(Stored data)
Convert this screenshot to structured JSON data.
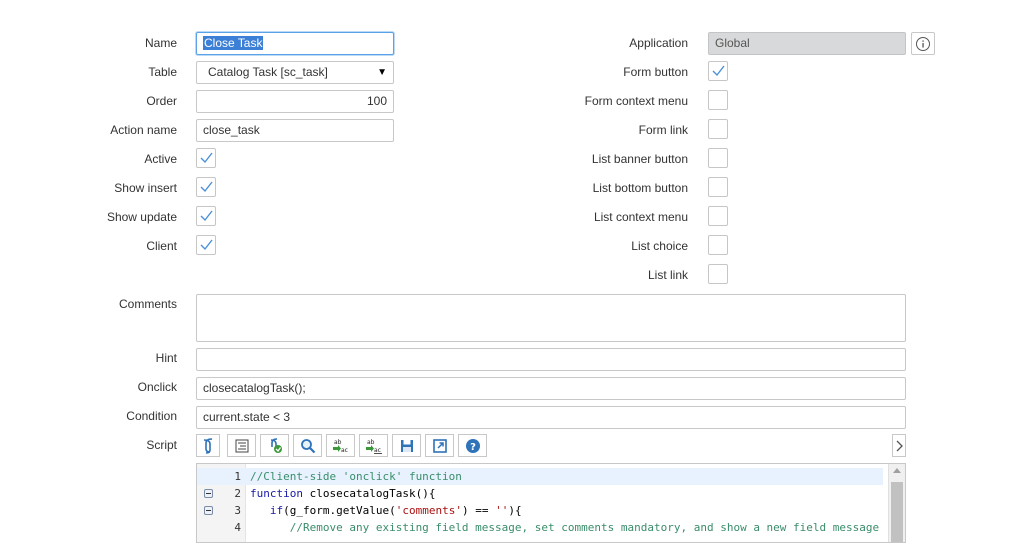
{
  "form": {
    "name": {
      "label": "Name",
      "value": "Close Task"
    },
    "table": {
      "label": "Table",
      "value": "Catalog Task [sc_task]"
    },
    "order": {
      "label": "Order",
      "value": "100"
    },
    "action_name": {
      "label": "Action name",
      "value": "close_task"
    },
    "active": {
      "label": "Active",
      "checked": true
    },
    "show_insert": {
      "label": "Show insert",
      "checked": true
    },
    "show_update": {
      "label": "Show update",
      "checked": true
    },
    "client": {
      "label": "Client",
      "checked": true
    },
    "application": {
      "label": "Application",
      "value": "Global"
    },
    "form_button": {
      "label": "Form button",
      "checked": true
    },
    "form_context_menu": {
      "label": "Form context menu",
      "checked": false
    },
    "form_link": {
      "label": "Form link",
      "checked": false
    },
    "list_banner_button": {
      "label": "List banner button",
      "checked": false
    },
    "list_bottom_button": {
      "label": "List bottom button",
      "checked": false
    },
    "list_context_menu": {
      "label": "List context menu",
      "checked": false
    },
    "list_choice": {
      "label": "List choice",
      "checked": false
    },
    "list_link": {
      "label": "List link",
      "checked": false
    },
    "comments": {
      "label": "Comments",
      "value": ""
    },
    "hint": {
      "label": "Hint",
      "value": ""
    },
    "onclick": {
      "label": "Onclick",
      "value": "closecatalogTask();"
    },
    "condition": {
      "label": "Condition",
      "value": "current.state < 3"
    },
    "script": {
      "label": "Script"
    }
  },
  "toolbar_icons": [
    "script-toggle-icon",
    "format-code-icon",
    "comment-code-icon",
    "search-icon",
    "replace-icon",
    "replace-all-icon",
    "save-icon",
    "fullscreen-icon",
    "help-icon"
  ],
  "script_lines": [
    {
      "n": "1",
      "fold": false,
      "parts": [
        {
          "t": "//Client-side 'onclick' function",
          "c": "com"
        }
      ]
    },
    {
      "n": "2",
      "fold": true,
      "parts": [
        {
          "t": "function",
          "c": "kw"
        },
        {
          "t": " closecatalogTask(){",
          "c": "plain"
        }
      ]
    },
    {
      "n": "3",
      "fold": true,
      "parts": [
        {
          "t": "   ",
          "c": "plain"
        },
        {
          "t": "if",
          "c": "kw"
        },
        {
          "t": "(g_form.getValue(",
          "c": "plain"
        },
        {
          "t": "'comments'",
          "c": "str"
        },
        {
          "t": ") == ",
          "c": "plain"
        },
        {
          "t": "''",
          "c": "str"
        },
        {
          "t": "){",
          "c": "plain"
        }
      ]
    },
    {
      "n": "4",
      "fold": false,
      "parts": [
        {
          "t": "      //Remove any existing field message, set comments mandatory, and show a new field message",
          "c": "com"
        }
      ]
    }
  ],
  "colors": {
    "accent": "#5aa3e8",
    "check": "#4a90d9",
    "readonly": "#d8d9da"
  }
}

REQUIRED WORK :: Write the entries above out again exactly, but not the pictures.

SOLUTION TO THIS PROBLEM ::
Convert this screenshot to structured JSON data.
{
  "form": {
    "name": {
      "label": "Name",
      "value": "Close Task"
    },
    "table": {
      "label": "Table",
      "value": "Catalog Task [sc_task]"
    },
    "order": {
      "label": "Order",
      "value": "100"
    },
    "action_name": {
      "label": "Action name",
      "value": "close_task"
    },
    "active": {
      "label": "Active",
      "checked": true
    },
    "show_insert": {
      "label": "Show insert",
      "checked": true
    },
    "show_update": {
      "label": "Show update",
      "checked": true
    },
    "client": {
      "label": "Client",
      "checked": true
    },
    "application": {
      "label": "Application",
      "value": "Global"
    },
    "form_button": {
      "label": "Form button",
      "checked": true
    },
    "form_context_menu": {
      "label": "Form context menu",
      "checked": false
    },
    "form_link": {
      "label": "Form link",
      "checked": false
    },
    "list_banner_button": {
      "label": "List banner button",
      "checked": false
    },
    "list_bottom_button": {
      "label": "List bottom button",
      "checked": false
    },
    "list_context_menu": {
      "label": "List context menu",
      "checked": false
    },
    "list_choice": {
      "label": "List choice",
      "checked": false
    },
    "list_link": {
      "label": "List link",
      "checked": false
    },
    "comments": {
      "label": "Comments",
      "value": ""
    },
    "hint": {
      "label": "Hint",
      "value": ""
    },
    "onclick": {
      "label": "Onclick",
      "value": "closecatalogTask();"
    },
    "condition": {
      "label": "Condition",
      "value": "current.state < 3"
    },
    "script": {
      "label": "Script"
    }
  },
  "toolbar_icons": [
    "script-toggle-icon",
    "format-code-icon",
    "comment-code-icon",
    "search-icon",
    "replace-icon",
    "replace-all-icon",
    "save-icon",
    "fullscreen-icon",
    "help-icon"
  ],
  "script_lines": [
    {
      "n": "1",
      "fold": false,
      "parts": [
        {
          "t": "//Client-side 'onclick' function",
          "c": "com"
        }
      ]
    },
    {
      "n": "2",
      "fold": true,
      "parts": [
        {
          "t": "function",
          "c": "kw"
        },
        {
          "t": " closecatalogTask(){",
          "c": "plain"
        }
      ]
    },
    {
      "n": "3",
      "fold": true,
      "parts": [
        {
          "t": "   ",
          "c": "plain"
        },
        {
          "t": "if",
          "c": "kw"
        },
        {
          "t": "(g_form.getValue(",
          "c": "plain"
        },
        {
          "t": "'comments'",
          "c": "str"
        },
        {
          "t": ") == ",
          "c": "plain"
        },
        {
          "t": "''",
          "c": "str"
        },
        {
          "t": "){",
          "c": "plain"
        }
      ]
    },
    {
      "n": "4",
      "fold": false,
      "parts": [
        {
          "t": "      //Remove any existing field message, set comments mandatory, and show a new field message",
          "c": "com"
        }
      ]
    }
  ],
  "colors": {
    "accent": "#5aa3e8",
    "check": "#4a90d9",
    "readonly": "#d8d9da"
  }
}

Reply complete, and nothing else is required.